» **OBJECTIVE**
Reply with one number: the count of lines in the records below that hold "arrow".

### INPUT ###

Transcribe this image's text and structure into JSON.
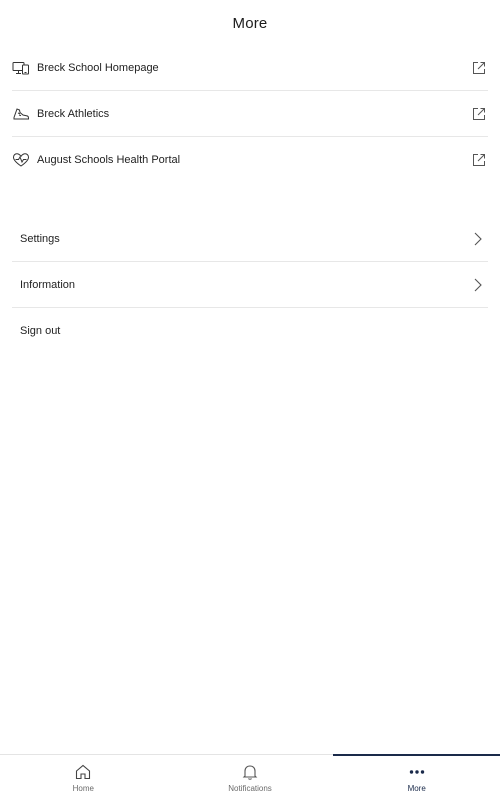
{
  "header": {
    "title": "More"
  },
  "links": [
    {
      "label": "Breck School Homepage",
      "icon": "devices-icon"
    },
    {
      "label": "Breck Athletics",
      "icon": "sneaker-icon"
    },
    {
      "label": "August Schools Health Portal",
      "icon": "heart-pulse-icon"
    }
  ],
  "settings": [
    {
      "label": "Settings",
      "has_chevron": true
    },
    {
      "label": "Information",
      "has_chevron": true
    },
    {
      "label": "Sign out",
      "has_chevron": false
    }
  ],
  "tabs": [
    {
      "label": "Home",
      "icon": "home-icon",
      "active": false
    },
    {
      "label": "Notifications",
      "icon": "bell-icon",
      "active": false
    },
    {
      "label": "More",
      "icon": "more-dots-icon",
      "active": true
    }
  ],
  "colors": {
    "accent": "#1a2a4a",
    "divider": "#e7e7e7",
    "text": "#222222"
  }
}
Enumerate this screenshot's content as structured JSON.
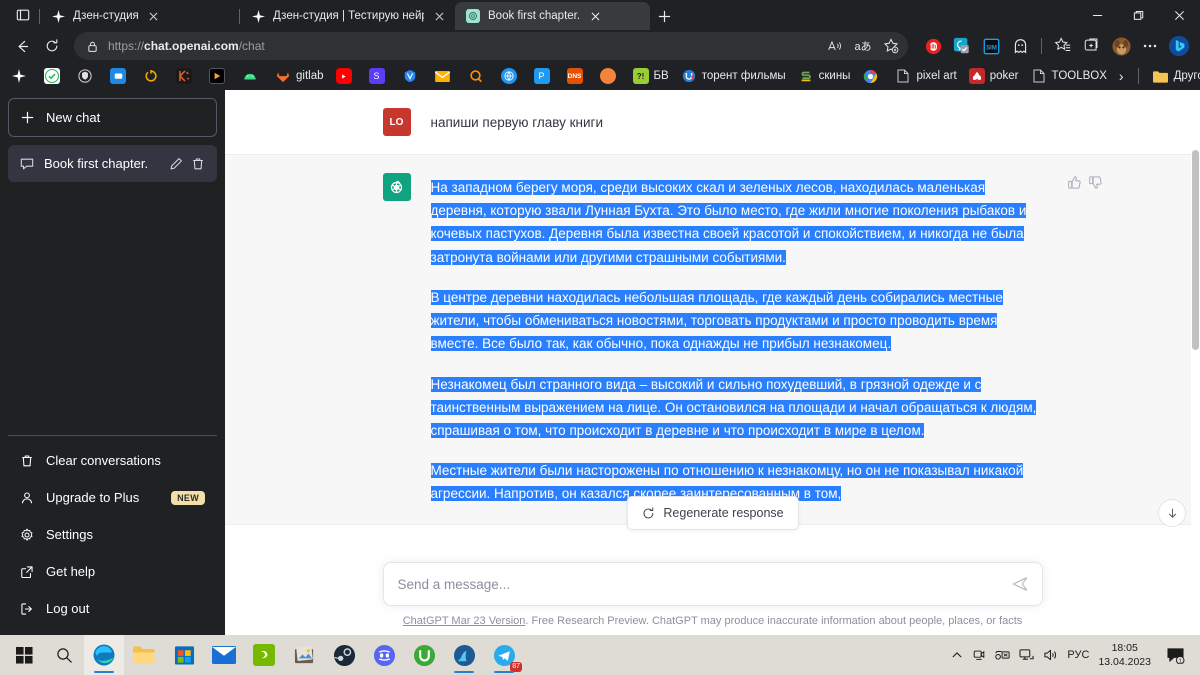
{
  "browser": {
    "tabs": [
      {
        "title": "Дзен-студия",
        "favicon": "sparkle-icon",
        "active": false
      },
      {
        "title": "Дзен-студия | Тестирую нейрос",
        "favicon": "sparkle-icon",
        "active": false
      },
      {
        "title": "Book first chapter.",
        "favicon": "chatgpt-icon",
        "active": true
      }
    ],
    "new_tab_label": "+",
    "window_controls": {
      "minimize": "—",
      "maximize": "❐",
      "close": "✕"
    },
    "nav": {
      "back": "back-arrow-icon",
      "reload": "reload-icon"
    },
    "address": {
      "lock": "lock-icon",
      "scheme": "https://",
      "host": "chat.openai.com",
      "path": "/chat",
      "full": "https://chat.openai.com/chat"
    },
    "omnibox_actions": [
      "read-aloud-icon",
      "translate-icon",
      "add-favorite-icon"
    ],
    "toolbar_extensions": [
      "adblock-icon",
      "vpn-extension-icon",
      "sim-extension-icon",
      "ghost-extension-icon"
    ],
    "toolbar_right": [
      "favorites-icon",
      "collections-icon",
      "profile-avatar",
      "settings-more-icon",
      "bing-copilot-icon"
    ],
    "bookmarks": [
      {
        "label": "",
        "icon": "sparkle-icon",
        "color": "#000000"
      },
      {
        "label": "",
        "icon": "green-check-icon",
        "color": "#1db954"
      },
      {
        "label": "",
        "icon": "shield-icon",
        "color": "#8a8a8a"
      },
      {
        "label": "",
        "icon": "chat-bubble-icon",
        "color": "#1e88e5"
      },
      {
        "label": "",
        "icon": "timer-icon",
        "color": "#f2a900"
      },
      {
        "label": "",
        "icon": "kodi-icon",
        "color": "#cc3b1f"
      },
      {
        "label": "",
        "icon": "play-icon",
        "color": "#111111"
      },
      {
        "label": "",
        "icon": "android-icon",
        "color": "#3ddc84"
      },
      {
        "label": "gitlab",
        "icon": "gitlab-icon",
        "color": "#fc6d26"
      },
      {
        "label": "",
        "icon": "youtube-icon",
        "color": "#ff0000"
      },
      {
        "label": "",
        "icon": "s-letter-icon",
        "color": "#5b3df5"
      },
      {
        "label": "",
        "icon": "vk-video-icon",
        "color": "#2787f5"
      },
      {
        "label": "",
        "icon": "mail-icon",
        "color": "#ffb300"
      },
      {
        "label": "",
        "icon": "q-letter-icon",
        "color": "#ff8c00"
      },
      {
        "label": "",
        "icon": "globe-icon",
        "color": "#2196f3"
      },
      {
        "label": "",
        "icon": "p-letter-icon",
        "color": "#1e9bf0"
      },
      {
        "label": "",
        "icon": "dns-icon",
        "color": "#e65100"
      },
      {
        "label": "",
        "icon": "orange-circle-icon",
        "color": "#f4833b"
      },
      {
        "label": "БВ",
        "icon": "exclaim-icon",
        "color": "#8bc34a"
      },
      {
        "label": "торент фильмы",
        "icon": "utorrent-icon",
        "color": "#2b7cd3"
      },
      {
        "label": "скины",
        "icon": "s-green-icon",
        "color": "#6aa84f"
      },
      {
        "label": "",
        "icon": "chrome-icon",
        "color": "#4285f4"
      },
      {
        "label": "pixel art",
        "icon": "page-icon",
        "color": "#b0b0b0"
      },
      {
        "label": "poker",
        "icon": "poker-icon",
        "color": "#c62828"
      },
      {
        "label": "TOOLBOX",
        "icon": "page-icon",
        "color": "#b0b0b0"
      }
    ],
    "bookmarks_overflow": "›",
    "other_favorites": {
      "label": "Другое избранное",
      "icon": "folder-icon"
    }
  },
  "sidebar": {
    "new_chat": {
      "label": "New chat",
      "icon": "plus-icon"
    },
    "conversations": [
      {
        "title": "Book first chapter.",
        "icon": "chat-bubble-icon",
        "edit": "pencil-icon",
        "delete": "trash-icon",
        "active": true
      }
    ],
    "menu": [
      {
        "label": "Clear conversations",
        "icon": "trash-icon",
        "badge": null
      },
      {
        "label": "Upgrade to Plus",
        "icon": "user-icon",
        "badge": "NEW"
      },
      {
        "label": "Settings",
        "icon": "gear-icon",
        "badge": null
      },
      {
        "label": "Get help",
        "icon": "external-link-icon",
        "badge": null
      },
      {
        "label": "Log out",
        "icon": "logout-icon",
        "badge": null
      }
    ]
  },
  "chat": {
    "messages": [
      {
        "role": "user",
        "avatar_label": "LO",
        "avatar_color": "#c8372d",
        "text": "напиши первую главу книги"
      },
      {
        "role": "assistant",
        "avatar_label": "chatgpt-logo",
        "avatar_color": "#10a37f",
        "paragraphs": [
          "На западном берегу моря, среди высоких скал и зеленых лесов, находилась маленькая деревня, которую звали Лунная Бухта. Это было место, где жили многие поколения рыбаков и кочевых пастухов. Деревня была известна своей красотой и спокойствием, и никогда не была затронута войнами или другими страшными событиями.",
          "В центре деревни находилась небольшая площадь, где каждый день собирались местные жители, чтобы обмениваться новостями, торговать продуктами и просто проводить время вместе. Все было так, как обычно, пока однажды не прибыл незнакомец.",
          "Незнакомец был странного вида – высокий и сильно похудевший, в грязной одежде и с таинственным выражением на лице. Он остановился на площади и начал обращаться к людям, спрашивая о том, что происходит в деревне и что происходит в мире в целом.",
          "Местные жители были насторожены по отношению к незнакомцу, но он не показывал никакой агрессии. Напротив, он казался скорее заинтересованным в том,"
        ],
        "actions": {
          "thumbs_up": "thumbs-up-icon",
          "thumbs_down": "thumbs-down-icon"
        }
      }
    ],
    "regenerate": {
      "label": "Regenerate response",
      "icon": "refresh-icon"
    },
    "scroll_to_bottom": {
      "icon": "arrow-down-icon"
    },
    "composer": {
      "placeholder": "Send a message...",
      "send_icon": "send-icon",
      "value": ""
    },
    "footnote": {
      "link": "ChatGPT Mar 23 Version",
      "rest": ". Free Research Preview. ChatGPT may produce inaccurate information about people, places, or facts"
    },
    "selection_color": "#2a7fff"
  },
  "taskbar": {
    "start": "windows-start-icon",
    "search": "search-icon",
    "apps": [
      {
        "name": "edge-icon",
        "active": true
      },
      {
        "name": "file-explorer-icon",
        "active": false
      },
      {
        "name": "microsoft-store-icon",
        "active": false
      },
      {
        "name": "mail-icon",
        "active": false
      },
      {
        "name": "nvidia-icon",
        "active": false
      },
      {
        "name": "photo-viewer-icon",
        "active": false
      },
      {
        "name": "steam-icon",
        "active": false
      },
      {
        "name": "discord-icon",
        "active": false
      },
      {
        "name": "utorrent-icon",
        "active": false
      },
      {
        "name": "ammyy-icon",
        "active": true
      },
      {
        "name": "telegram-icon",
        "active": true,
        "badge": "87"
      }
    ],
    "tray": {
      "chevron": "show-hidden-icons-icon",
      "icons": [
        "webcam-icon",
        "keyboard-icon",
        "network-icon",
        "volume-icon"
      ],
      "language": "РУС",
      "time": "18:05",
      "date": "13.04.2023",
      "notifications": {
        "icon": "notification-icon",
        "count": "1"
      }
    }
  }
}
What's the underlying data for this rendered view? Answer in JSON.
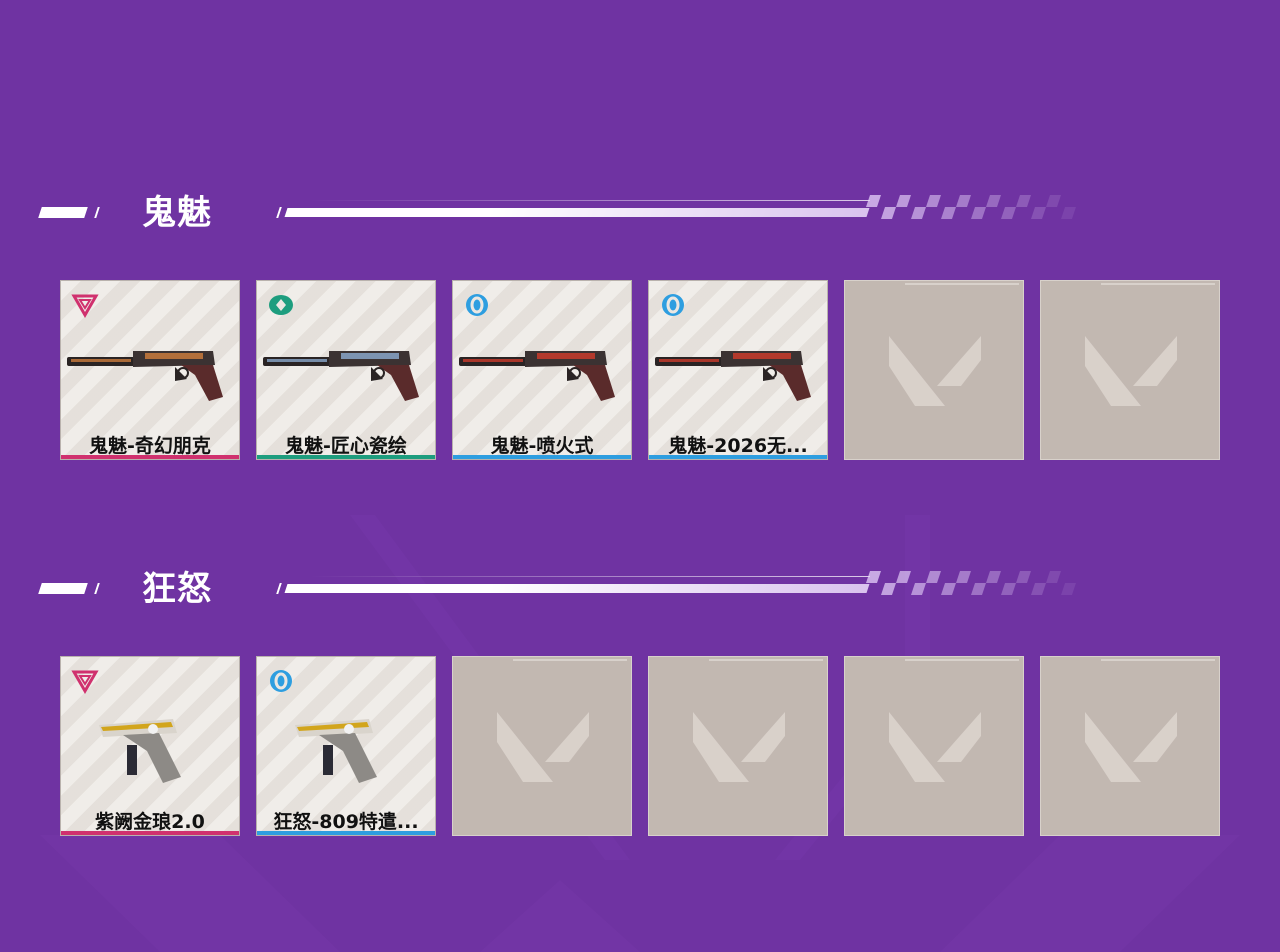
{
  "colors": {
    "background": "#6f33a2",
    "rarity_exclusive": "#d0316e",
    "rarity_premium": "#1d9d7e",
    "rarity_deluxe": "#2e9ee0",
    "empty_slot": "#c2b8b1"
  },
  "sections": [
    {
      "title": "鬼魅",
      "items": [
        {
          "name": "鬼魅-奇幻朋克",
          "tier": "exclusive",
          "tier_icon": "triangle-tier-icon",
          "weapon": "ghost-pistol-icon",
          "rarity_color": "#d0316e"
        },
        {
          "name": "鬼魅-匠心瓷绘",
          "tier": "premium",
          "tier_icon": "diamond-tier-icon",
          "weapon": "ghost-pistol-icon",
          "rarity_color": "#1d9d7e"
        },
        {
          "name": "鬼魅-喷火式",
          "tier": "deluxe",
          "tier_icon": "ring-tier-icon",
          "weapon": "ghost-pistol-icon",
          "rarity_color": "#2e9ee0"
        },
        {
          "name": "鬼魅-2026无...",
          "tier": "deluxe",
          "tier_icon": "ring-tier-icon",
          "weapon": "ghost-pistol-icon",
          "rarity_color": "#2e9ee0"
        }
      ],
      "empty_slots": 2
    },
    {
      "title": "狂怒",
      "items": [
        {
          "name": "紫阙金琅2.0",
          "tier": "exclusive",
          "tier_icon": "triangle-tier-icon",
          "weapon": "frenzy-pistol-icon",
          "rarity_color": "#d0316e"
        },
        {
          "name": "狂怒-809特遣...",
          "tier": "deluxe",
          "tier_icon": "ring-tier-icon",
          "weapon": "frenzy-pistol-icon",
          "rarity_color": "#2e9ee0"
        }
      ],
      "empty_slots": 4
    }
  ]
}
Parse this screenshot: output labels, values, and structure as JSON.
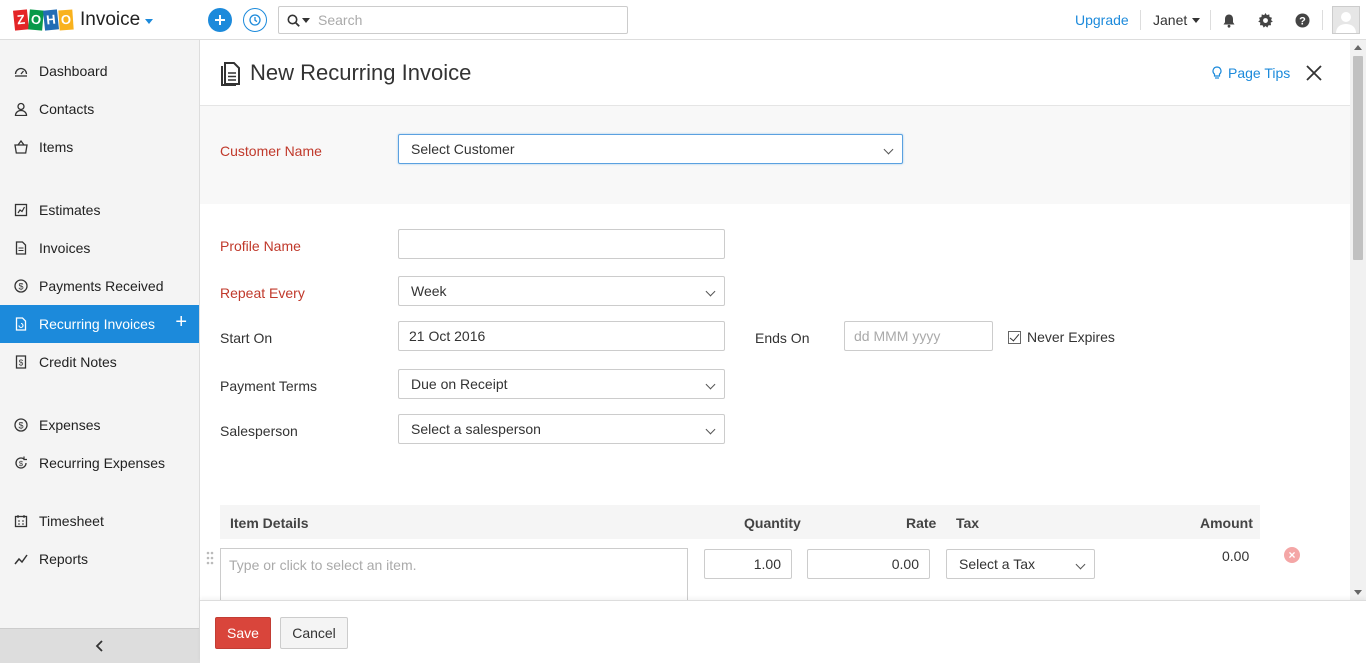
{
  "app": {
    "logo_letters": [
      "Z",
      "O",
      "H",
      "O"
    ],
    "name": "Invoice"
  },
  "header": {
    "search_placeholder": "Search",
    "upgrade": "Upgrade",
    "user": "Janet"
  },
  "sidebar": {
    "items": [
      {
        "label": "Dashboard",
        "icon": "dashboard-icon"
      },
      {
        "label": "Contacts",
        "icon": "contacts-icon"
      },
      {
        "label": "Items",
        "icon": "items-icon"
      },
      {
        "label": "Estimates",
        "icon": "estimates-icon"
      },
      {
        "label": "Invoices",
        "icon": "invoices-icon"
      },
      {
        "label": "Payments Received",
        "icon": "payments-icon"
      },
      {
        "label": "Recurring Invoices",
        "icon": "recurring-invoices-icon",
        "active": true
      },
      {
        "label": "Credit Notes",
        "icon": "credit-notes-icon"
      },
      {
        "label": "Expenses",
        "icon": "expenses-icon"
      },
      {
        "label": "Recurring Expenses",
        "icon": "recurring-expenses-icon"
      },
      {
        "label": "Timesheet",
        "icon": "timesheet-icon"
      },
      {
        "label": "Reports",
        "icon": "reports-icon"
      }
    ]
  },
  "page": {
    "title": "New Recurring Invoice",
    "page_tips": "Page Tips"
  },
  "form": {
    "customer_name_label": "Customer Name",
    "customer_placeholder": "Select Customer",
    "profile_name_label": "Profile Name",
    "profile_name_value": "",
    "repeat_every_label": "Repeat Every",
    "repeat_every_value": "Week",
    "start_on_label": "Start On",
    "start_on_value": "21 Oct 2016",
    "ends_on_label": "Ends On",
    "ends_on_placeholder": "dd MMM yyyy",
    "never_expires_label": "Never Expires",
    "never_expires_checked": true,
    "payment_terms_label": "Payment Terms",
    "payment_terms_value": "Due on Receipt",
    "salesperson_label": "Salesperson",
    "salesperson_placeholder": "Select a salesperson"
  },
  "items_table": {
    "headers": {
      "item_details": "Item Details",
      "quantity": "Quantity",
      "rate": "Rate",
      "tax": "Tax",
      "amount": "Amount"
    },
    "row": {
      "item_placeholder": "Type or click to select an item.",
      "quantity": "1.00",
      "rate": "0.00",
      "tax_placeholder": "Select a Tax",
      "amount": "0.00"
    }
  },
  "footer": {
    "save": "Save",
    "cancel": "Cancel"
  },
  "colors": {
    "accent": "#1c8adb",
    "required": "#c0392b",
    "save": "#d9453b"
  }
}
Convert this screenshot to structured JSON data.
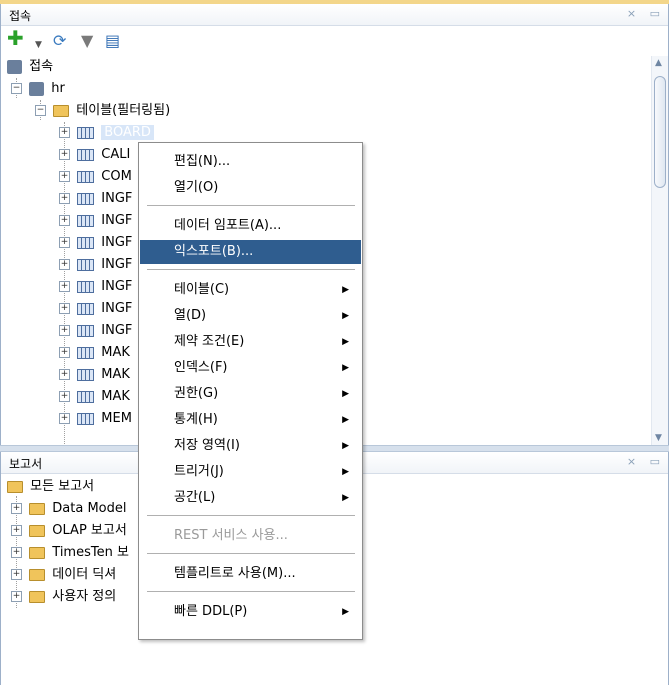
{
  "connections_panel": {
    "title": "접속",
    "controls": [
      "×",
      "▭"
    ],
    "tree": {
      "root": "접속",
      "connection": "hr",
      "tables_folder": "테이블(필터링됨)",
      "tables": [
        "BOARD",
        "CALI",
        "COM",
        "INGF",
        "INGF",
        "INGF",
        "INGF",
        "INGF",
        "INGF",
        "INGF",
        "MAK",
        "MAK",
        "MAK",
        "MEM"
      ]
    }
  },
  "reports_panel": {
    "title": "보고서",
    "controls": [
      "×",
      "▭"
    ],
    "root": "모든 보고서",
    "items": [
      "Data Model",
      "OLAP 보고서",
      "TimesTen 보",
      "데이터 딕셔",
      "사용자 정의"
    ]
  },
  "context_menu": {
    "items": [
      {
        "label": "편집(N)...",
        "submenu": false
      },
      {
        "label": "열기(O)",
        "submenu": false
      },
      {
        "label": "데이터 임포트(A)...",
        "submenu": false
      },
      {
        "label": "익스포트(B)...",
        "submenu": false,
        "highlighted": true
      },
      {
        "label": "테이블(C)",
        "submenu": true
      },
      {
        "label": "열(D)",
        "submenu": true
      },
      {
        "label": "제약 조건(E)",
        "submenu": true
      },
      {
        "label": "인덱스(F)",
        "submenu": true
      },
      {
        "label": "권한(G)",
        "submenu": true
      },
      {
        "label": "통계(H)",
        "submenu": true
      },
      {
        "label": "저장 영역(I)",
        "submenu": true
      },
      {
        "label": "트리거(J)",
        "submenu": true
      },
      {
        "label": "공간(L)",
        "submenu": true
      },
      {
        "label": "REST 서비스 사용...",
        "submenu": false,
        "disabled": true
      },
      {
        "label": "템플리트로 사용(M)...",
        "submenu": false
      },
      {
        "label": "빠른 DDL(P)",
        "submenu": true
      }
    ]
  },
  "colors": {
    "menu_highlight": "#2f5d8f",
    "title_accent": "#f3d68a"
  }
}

###

» **EXERCISE RESPONSE**
2